→ **Work to do**
a. In the Amazon musical instruments reviews notebook, what type of problem is being explored?
b. Render the entries as a numbered list, starting with the first entry and continuing up to and including the line that contains "svg-text:1898: 1898 (78, 155, 106, 170)". Leave out blank lines.

→ **Document passage**
:::::
In [1]:
pip install pyspark

Note: you may need to restart the kernel to use updated packages.


# Amazon Musical Instruments Reviews

Webportals like Bhuvan get vast amount of feedback from the users. To go through all the feedback's can be a tedious job. You have to categorize opinions expressed in feedback forums. This can be utilized for feedback management system. We Classification of individual comments/reviews.and we also determining overall rating based on individual comments/reviews. So that company can get a complete idea on feedback's provided by customers and can take care on those particular fields. This makes more loyal Customers to the company, increase in business , fame ,brand value ,profits.

## 1. Problem Definition

In our case, the problem we will be exploring is regression.

This is because we're going to be using a number of different features about reviews to predict them overall rating.

## 2. Data 

The data we're using is from Kaggle : https://www.kaggle.com/eswarchandt/amazon-music-reviews

## 3. Fetures 

This file has reviewer ID , User ID, Reviewer Name, Reviewer text, helpful, Summary(obtained from Reviewer text),Overall Rating on a scale 5, Review time
Description of columns in the file:

* reviewerID - ID of the reviewer, e.g. A2SUAM1J3GNN3B
* asin - ID of the product, e.g. 0000013714
* reviewerName - name of the reviewer
* helpful - helpfulness rating of the review, e.g. 2/3
* reviewText - text of the review
* overall - rating of the product
* summary - summary of the review
* unixReviewTime - time of the review (unix time)
* reviewTime - time of the review (raw)

## Preparing the tools


In [2]:
from pyspark.sql import SparkSession
from pyspark.sql.functions import avg, col, concat, desc, explode, lit, min, max, split, udf, from_unixtime
from pyspark.sql.types import IntegerType, DoubleType

from pyspark.ml import Pipeline
from pyspark.ml.classification import LogisticRegression
from pyspark.ml.evaluation import MulticlassClassificationEvaluator
from pyspark.ml.feature import CountVectorizer, IDF, Normalizer, PCA, RegexTokenizer, StandardScaler, StopWordsRemover, VectorAssembler, StringIndexer, MinMaxScaler
from pyspark.ml.regression import LinearRegression
from pyspark.ml.tuning import CrossValidator, ParamGridBuilder

import re

Let's create a Spark Session to develop and train a model.

In [3]:
# create a spark session
spark = SparkSession \
    .builder \
    .appName("Spark Session") \
    .getOrCreate()  # replace session if it has been created

Load CSV file to Spark dataset.
:::::
→ **Dataset records**
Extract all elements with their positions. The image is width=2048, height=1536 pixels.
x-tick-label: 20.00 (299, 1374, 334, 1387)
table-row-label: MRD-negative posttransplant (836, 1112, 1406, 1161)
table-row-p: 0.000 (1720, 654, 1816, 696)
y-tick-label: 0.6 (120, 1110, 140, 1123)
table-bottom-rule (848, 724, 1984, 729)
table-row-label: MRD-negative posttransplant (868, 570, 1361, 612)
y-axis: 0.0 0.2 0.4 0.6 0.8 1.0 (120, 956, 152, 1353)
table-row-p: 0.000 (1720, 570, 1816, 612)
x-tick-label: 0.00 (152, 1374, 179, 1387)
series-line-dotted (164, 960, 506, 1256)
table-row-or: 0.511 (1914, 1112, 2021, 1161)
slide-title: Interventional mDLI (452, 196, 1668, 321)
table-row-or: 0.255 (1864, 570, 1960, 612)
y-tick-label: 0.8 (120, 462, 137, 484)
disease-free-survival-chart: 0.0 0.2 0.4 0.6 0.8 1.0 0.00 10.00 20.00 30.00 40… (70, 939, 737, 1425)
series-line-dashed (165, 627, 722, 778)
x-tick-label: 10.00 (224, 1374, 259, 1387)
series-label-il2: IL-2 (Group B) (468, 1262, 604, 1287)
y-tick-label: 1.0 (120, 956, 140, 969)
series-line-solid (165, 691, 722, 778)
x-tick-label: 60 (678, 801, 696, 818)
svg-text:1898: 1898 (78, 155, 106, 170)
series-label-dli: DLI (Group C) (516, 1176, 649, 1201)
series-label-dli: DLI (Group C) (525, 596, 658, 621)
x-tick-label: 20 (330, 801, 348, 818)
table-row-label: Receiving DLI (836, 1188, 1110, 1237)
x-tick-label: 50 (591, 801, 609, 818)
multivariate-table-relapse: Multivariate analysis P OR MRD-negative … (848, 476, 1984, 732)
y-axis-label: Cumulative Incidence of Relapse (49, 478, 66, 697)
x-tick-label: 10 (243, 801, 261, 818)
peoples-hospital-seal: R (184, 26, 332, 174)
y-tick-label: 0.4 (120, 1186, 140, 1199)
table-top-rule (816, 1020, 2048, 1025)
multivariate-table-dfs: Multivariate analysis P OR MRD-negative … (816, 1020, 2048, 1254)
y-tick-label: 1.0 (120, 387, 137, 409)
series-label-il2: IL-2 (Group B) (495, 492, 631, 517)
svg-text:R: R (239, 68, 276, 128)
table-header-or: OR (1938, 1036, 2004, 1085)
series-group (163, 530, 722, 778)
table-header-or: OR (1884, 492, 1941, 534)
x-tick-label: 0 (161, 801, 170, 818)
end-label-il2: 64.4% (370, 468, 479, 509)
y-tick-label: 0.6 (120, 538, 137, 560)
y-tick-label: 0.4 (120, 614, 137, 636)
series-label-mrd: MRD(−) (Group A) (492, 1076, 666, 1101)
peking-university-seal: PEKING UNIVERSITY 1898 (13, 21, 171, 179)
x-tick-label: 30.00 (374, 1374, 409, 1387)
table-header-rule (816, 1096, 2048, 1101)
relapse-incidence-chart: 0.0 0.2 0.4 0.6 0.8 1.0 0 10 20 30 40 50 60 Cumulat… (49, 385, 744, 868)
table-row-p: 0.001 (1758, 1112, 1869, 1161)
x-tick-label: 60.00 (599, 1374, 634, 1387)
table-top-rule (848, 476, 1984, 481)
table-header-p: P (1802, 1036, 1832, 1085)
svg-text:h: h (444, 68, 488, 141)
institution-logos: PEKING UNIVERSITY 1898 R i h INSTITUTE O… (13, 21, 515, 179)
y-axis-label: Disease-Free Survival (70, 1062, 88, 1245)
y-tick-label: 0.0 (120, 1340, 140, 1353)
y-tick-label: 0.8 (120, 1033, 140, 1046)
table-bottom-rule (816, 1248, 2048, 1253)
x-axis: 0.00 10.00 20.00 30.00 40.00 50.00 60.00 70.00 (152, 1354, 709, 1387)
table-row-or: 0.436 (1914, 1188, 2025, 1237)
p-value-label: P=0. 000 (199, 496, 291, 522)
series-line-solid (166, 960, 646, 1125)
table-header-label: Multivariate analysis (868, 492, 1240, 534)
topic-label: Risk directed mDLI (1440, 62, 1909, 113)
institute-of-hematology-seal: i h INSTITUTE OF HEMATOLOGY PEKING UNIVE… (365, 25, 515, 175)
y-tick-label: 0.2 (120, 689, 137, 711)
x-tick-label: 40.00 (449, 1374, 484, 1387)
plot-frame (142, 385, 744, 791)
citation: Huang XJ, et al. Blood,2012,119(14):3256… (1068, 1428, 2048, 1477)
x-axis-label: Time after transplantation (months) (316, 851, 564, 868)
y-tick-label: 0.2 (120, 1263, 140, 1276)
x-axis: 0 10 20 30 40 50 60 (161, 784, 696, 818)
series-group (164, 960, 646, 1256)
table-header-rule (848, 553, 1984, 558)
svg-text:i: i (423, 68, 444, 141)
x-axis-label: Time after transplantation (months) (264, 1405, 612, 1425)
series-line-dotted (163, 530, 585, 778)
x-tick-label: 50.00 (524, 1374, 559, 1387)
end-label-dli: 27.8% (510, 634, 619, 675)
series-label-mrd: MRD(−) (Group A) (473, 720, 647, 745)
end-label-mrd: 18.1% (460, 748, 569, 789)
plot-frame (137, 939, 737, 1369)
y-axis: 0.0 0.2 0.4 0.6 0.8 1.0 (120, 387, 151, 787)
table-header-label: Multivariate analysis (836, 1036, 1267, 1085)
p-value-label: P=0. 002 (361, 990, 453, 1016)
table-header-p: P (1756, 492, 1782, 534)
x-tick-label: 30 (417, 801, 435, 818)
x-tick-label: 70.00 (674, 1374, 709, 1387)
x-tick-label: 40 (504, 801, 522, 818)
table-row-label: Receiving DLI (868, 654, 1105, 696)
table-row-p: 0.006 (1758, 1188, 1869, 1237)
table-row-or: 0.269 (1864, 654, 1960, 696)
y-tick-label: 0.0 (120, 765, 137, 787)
:::::
→ **Results of the tasks**
a. Regression.

b.
1. Extract all elements with their positions. The image is width=2048, height=1536 pixels.
2. x-tick-label: 20.00 (299, 1374, 334, 1387)
3. table-row-label: MRD-negative posttransplant (836, 1112, 1406, 1161)
4. table-row-p: 0.000 (1720, 654, 1816, 696)
5. y-tick-label: 0.6 (120, 1110, 140, 1123)
6. table-bottom-rule (848, 724, 1984, 729)
7. table-row-label: MRD-negative posttransplant (868, 570, 1361, 612)
8. y-axis: 0.0 0.2 0.4 0.6 0.8 1.0 (120, 956, 152, 1353)
9. table-row-p: 0.000 (1720, 570, 1816, 612)
10. x-tick-label: 0.00 (152, 1374, 179, 1387)
11. series-line-dotted (164, 960, 506, 1256)
12. table-row-or: 0.511 (1914, 1112, 2021, 1161)
13. slide-title: Interventional mDLI (452, 196, 1668, 321)
14. table-row-or: 0.255 (1864, 570, 1960, 612)
15. y-tick-label: 0.8 (120, 462, 137, 484)
16. disease-free-survival-chart: 0.0 0.2 0.4 0.6 0.8 1.0 0.00 10.00 20.00 30.00 40… (70, 939, 737, 1425)
17. series-line-dashed (165, 627, 722, 778)
18. x-tick-label: 10.00 (224, 1374, 259, 1387)
19. series-label-il2: IL-2 (Group B) (468, 1262, 604, 1287)
20. y-tick-label: 1.0 (120, 956, 140, 969)
21. series-line-solid (165, 691, 722, 778)
22. x-tick-label: 60 (678, 801, 696, 818)
23. svg-text:1898: 1898 (78, 155, 106, 170)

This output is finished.